[THE EXERCISE]: From the entries below, gather each line containing the word "JSON".

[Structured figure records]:
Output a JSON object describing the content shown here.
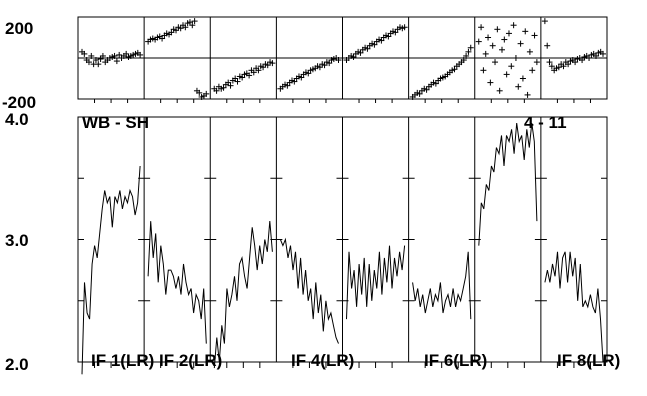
{
  "chart_data": {
    "type": "line",
    "title_left": "WB - SH",
    "title_right": "4 - 11",
    "phase_panel": {
      "ylim": [
        -200,
        200
      ],
      "ytick_labels": [
        "200",
        "-200"
      ]
    },
    "amp_panel": {
      "ylim": [
        2.0,
        4.0
      ],
      "ytick_labels": [
        "4.0",
        "3.0",
        "2.0"
      ]
    },
    "if_labels": [
      "IF 1(LR)",
      "IF 2(LR)",
      "IF 4(LR)",
      "IF 6(LR)",
      "IF 8(LR)"
    ],
    "if_label_columns": [
      0,
      1,
      3,
      5,
      7
    ],
    "x_ticks_per_column": 3,
    "series": [
      {
        "amp": [
          1.9,
          2.65,
          2.4,
          2.35,
          2.8,
          2.95,
          2.85,
          3.05,
          3.25,
          3.4,
          3.3,
          3.35,
          3.1,
          3.35,
          3.3,
          3.4,
          3.25,
          3.35,
          3.3,
          3.4,
          3.35,
          3.2,
          3.3,
          3.6
        ],
        "phase": [
          30,
          20,
          -10,
          -20,
          10,
          -30,
          -10,
          -30,
          -5,
          10,
          -20,
          -10,
          0,
          5,
          10,
          -15,
          15,
          0,
          10,
          20,
          5,
          10,
          15,
          20,
          25,
          15
        ]
      },
      {
        "amp": [
          2.7,
          3.15,
          2.85,
          3.05,
          2.65,
          2.95,
          2.8,
          2.55,
          2.75,
          2.75,
          2.7,
          2.6,
          2.7,
          2.55,
          2.8,
          2.65,
          2.55,
          2.6,
          2.4,
          2.55,
          2.5,
          2.35,
          2.6,
          2.15
        ],
        "phase": [
          80,
          90,
          95,
          90,
          100,
          105,
          95,
          110,
          120,
          115,
          125,
          140,
          135,
          150,
          145,
          160,
          150,
          170,
          175,
          160,
          180,
          -160,
          -170,
          -190,
          -185,
          -175
        ]
      },
      {
        "amp": [
          1.95,
          2.2,
          2.0,
          2.3,
          2.15,
          2.6,
          2.45,
          2.55,
          2.7,
          2.5,
          2.8,
          2.85,
          2.7,
          2.6,
          2.85,
          3.1,
          2.95,
          2.75,
          2.95,
          2.8,
          3.0,
          2.9,
          3.15,
          2.9
        ],
        "phase": [
          -150,
          -160,
          -140,
          -150,
          -145,
          -130,
          -120,
          -135,
          -110,
          -100,
          -115,
          -90,
          -95,
          -80,
          -75,
          -85,
          -60,
          -70,
          -50,
          -60,
          -40,
          -45,
          -30,
          -35,
          -20,
          -25
        ]
      },
      {
        "amp": [
          3.0,
          2.95,
          3.0,
          2.85,
          2.95,
          2.75,
          2.9,
          2.6,
          2.85,
          2.55,
          2.75,
          2.5,
          2.6,
          2.35,
          2.65,
          2.4,
          2.55,
          2.25,
          2.5,
          2.35,
          2.4,
          2.3,
          2.2,
          2.15
        ],
        "phase": [
          -150,
          -140,
          -130,
          -135,
          -120,
          -110,
          -115,
          -100,
          -90,
          -95,
          -80,
          -70,
          -75,
          -60,
          -55,
          -50,
          -40,
          -45,
          -30,
          -35,
          -20,
          -25,
          -10,
          -5,
          0,
          -10
        ]
      },
      {
        "amp": [
          2.35,
          2.9,
          2.6,
          2.75,
          2.45,
          2.8,
          2.55,
          2.85,
          2.45,
          2.8,
          2.5,
          2.75,
          2.6,
          2.9,
          2.55,
          2.85,
          2.65,
          2.95,
          2.6,
          2.85,
          2.7,
          2.9,
          2.75,
          2.95
        ],
        "phase": [
          -10,
          0,
          10,
          5,
          20,
          30,
          25,
          40,
          50,
          45,
          60,
          70,
          65,
          80,
          90,
          85,
          100,
          110,
          105,
          120,
          130,
          125,
          140,
          150,
          145,
          150
        ]
      },
      {
        "amp": [
          2.65,
          2.5,
          2.6,
          2.45,
          2.55,
          2.4,
          2.5,
          2.6,
          2.45,
          2.55,
          2.5,
          2.65,
          2.4,
          2.5,
          2.55,
          2.45,
          2.6,
          2.45,
          2.55,
          2.5,
          2.6,
          2.7,
          2.9,
          2.35
        ],
        "phase": [
          -190,
          -180,
          -170,
          -175,
          -160,
          -150,
          -155,
          -140,
          -130,
          -120,
          -125,
          -110,
          -100,
          -95,
          -90,
          -80,
          -70,
          -60,
          -55,
          -40,
          -30,
          -20,
          -10,
          10,
          30,
          50
        ]
      },
      {
        "amp": [
          2.95,
          3.3,
          3.25,
          3.45,
          3.4,
          3.6,
          3.55,
          3.75,
          3.7,
          3.85,
          3.6,
          3.85,
          3.8,
          3.9,
          3.7,
          3.95,
          3.8,
          3.85,
          3.65,
          3.9,
          3.75,
          3.95,
          3.8,
          3.15
        ],
        "phase": [
          80,
          150,
          -60,
          20,
          100,
          -120,
          60,
          -20,
          140,
          -160,
          40,
          90,
          -80,
          120,
          -40,
          160,
          0,
          -140,
          70,
          -100,
          130,
          -180,
          30,
          -60,
          110,
          -20
        ]
      },
      {
        "amp": [
          2.65,
          2.75,
          2.65,
          2.8,
          2.7,
          2.9,
          2.6,
          2.85,
          2.9,
          2.65,
          2.9,
          2.7,
          2.85,
          2.5,
          2.8,
          2.45,
          2.5,
          2.45,
          2.55,
          2.45,
          2.4,
          2.6,
          2.35,
          2.0
        ],
        "phase": [
          180,
          60,
          -20,
          -40,
          -60,
          -50,
          -45,
          -30,
          -40,
          -20,
          -30,
          -15,
          -10,
          -20,
          -5,
          0,
          -10,
          5,
          10,
          0,
          15,
          20,
          10,
          25,
          30,
          20
        ]
      }
    ]
  }
}
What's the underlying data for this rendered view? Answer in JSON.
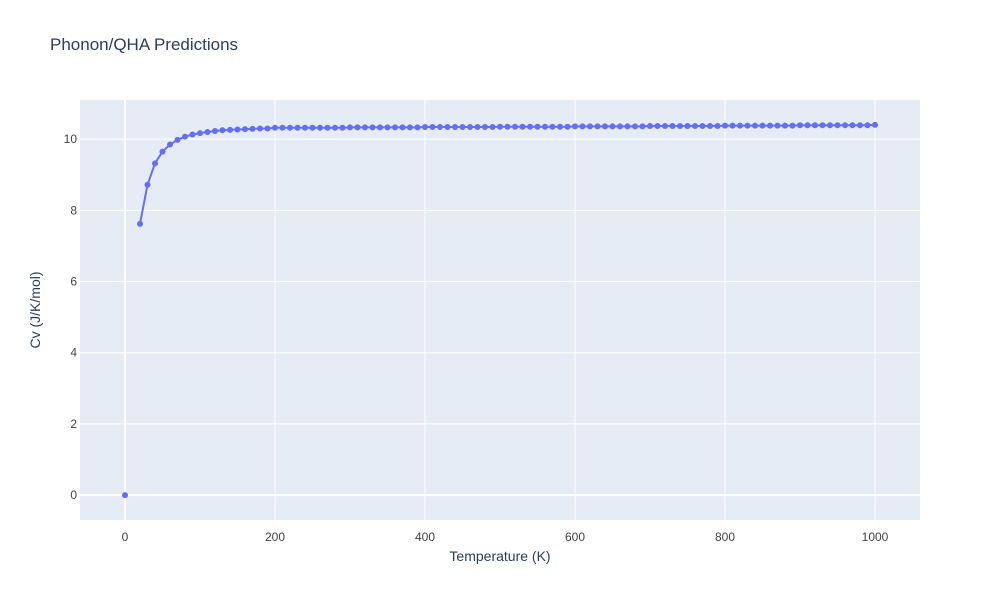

[SOLUTION TO THE EXERCISE]:
Output a JSON object describing the content shown here.
What's the underlying data for this rendered view? Answer in JSON.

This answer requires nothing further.